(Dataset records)
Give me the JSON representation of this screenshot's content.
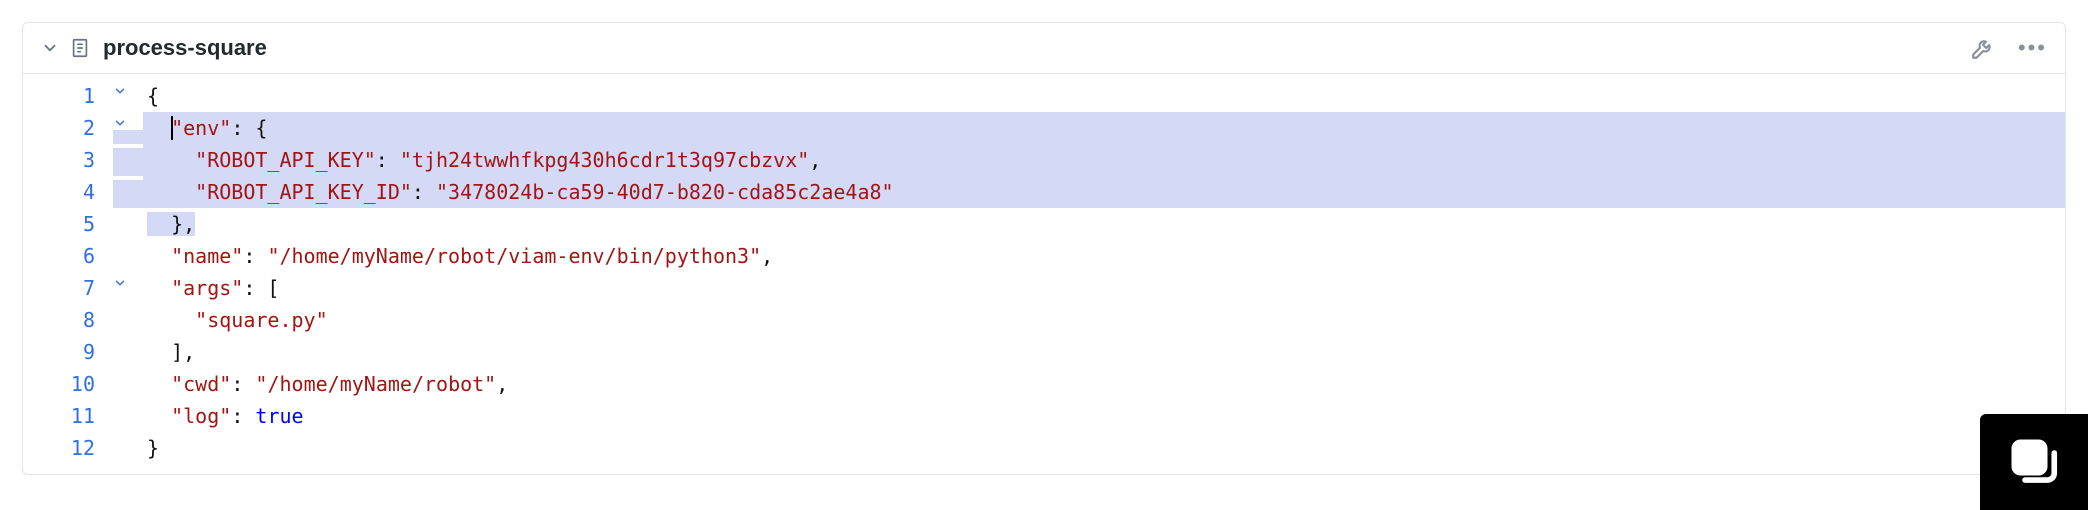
{
  "header": {
    "title": "process-square"
  },
  "code": {
    "lines": [
      {
        "num": "1",
        "fold": "v",
        "hl": false,
        "indent": "",
        "tokens": [
          {
            "t": "{",
            "c": "punc"
          }
        ]
      },
      {
        "num": "2",
        "fold": "v",
        "hl": true,
        "indent": "  ",
        "caret": true,
        "tokens": [
          {
            "t": "\"env\"",
            "c": "key"
          },
          {
            "t": ": {",
            "c": "punc"
          }
        ]
      },
      {
        "num": "3",
        "fold": "",
        "hl": true,
        "indent": "    ",
        "tokens": [
          {
            "t": "\"ROBOT_API_KEY\"",
            "c": "key"
          },
          {
            "t": ": ",
            "c": "punc"
          },
          {
            "t": "\"tjh24twwhfkpg430h6cdr1t3q97cbzvx\"",
            "c": "str"
          },
          {
            "t": ",",
            "c": "punc"
          }
        ]
      },
      {
        "num": "4",
        "fold": "",
        "hl": true,
        "indent": "    ",
        "tokens": [
          {
            "t": "\"ROBOT_API_KEY_ID\"",
            "c": "key"
          },
          {
            "t": ": ",
            "c": "punc"
          },
          {
            "t": "\"3478024b-ca59-40d7-b820-cda85c2ae4a8\"",
            "c": "str"
          }
        ]
      },
      {
        "num": "5",
        "fold": "",
        "hl": true,
        "indent": "  ",
        "partial": true,
        "tokens": [
          {
            "t": "},",
            "c": "punc"
          }
        ]
      },
      {
        "num": "6",
        "fold": "",
        "hl": false,
        "indent": "  ",
        "tokens": [
          {
            "t": "\"name\"",
            "c": "key"
          },
          {
            "t": ": ",
            "c": "punc"
          },
          {
            "t": "\"/home/myName/robot/viam-env/bin/python3\"",
            "c": "str"
          },
          {
            "t": ",",
            "c": "punc"
          }
        ]
      },
      {
        "num": "7",
        "fold": "v",
        "hl": false,
        "indent": "  ",
        "tokens": [
          {
            "t": "\"args\"",
            "c": "key"
          },
          {
            "t": ": [",
            "c": "punc"
          }
        ]
      },
      {
        "num": "8",
        "fold": "",
        "hl": false,
        "indent": "    ",
        "tokens": [
          {
            "t": "\"square.py\"",
            "c": "str"
          }
        ]
      },
      {
        "num": "9",
        "fold": "",
        "hl": false,
        "indent": "  ",
        "tokens": [
          {
            "t": "],",
            "c": "punc"
          }
        ]
      },
      {
        "num": "10",
        "fold": "",
        "hl": false,
        "indent": "  ",
        "tokens": [
          {
            "t": "\"cwd\"",
            "c": "key"
          },
          {
            "t": ": ",
            "c": "punc"
          },
          {
            "t": "\"/home/myName/robot\"",
            "c": "str"
          },
          {
            "t": ",",
            "c": "punc"
          }
        ]
      },
      {
        "num": "11",
        "fold": "",
        "hl": false,
        "indent": "  ",
        "tokens": [
          {
            "t": "\"log\"",
            "c": "key"
          },
          {
            "t": ": ",
            "c": "punc"
          },
          {
            "t": "true",
            "c": "bool"
          }
        ]
      },
      {
        "num": "12",
        "fold": "",
        "hl": false,
        "indent": "",
        "tokens": [
          {
            "t": "}",
            "c": "punc"
          }
        ]
      }
    ]
  }
}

> [WHAT IS ASKED]: All of the lines above should be printed exactly, minus the pictures.

> [EXPECTED ANSWER]:
Give me the JSON representation of this screenshot's content.
{
  "header": {
    "title": "process-square"
  },
  "code": {
    "lines": [
      {
        "num": "1",
        "fold": "v",
        "hl": false,
        "indent": "",
        "tokens": [
          {
            "t": "{",
            "c": "punc"
          }
        ]
      },
      {
        "num": "2",
        "fold": "v",
        "hl": true,
        "indent": "  ",
        "caret": true,
        "tokens": [
          {
            "t": "\"env\"",
            "c": "key"
          },
          {
            "t": ": {",
            "c": "punc"
          }
        ]
      },
      {
        "num": "3",
        "fold": "",
        "hl": true,
        "indent": "    ",
        "tokens": [
          {
            "t": "\"ROBOT_API_KEY\"",
            "c": "key"
          },
          {
            "t": ": ",
            "c": "punc"
          },
          {
            "t": "\"tjh24twwhfkpg430h6cdr1t3q97cbzvx\"",
            "c": "str"
          },
          {
            "t": ",",
            "c": "punc"
          }
        ]
      },
      {
        "num": "4",
        "fold": "",
        "hl": true,
        "indent": "    ",
        "tokens": [
          {
            "t": "\"ROBOT_API_KEY_ID\"",
            "c": "key"
          },
          {
            "t": ": ",
            "c": "punc"
          },
          {
            "t": "\"3478024b-ca59-40d7-b820-cda85c2ae4a8\"",
            "c": "str"
          }
        ]
      },
      {
        "num": "5",
        "fold": "",
        "hl": true,
        "indent": "  ",
        "partial": true,
        "tokens": [
          {
            "t": "},",
            "c": "punc"
          }
        ]
      },
      {
        "num": "6",
        "fold": "",
        "hl": false,
        "indent": "  ",
        "tokens": [
          {
            "t": "\"name\"",
            "c": "key"
          },
          {
            "t": ": ",
            "c": "punc"
          },
          {
            "t": "\"/home/myName/robot/viam-env/bin/python3\"",
            "c": "str"
          },
          {
            "t": ",",
            "c": "punc"
          }
        ]
      },
      {
        "num": "7",
        "fold": "v",
        "hl": false,
        "indent": "  ",
        "tokens": [
          {
            "t": "\"args\"",
            "c": "key"
          },
          {
            "t": ": [",
            "c": "punc"
          }
        ]
      },
      {
        "num": "8",
        "fold": "",
        "hl": false,
        "indent": "    ",
        "tokens": [
          {
            "t": "\"square.py\"",
            "c": "str"
          }
        ]
      },
      {
        "num": "9",
        "fold": "",
        "hl": false,
        "indent": "  ",
        "tokens": [
          {
            "t": "],",
            "c": "punc"
          }
        ]
      },
      {
        "num": "10",
        "fold": "",
        "hl": false,
        "indent": "  ",
        "tokens": [
          {
            "t": "\"cwd\"",
            "c": "key"
          },
          {
            "t": ": ",
            "c": "punc"
          },
          {
            "t": "\"/home/myName/robot\"",
            "c": "str"
          },
          {
            "t": ",",
            "c": "punc"
          }
        ]
      },
      {
        "num": "11",
        "fold": "",
        "hl": false,
        "indent": "  ",
        "tokens": [
          {
            "t": "\"log\"",
            "c": "key"
          },
          {
            "t": ": ",
            "c": "punc"
          },
          {
            "t": "true",
            "c": "bool"
          }
        ]
      },
      {
        "num": "12",
        "fold": "",
        "hl": false,
        "indent": "",
        "tokens": [
          {
            "t": "}",
            "c": "punc"
          }
        ]
      }
    ]
  }
}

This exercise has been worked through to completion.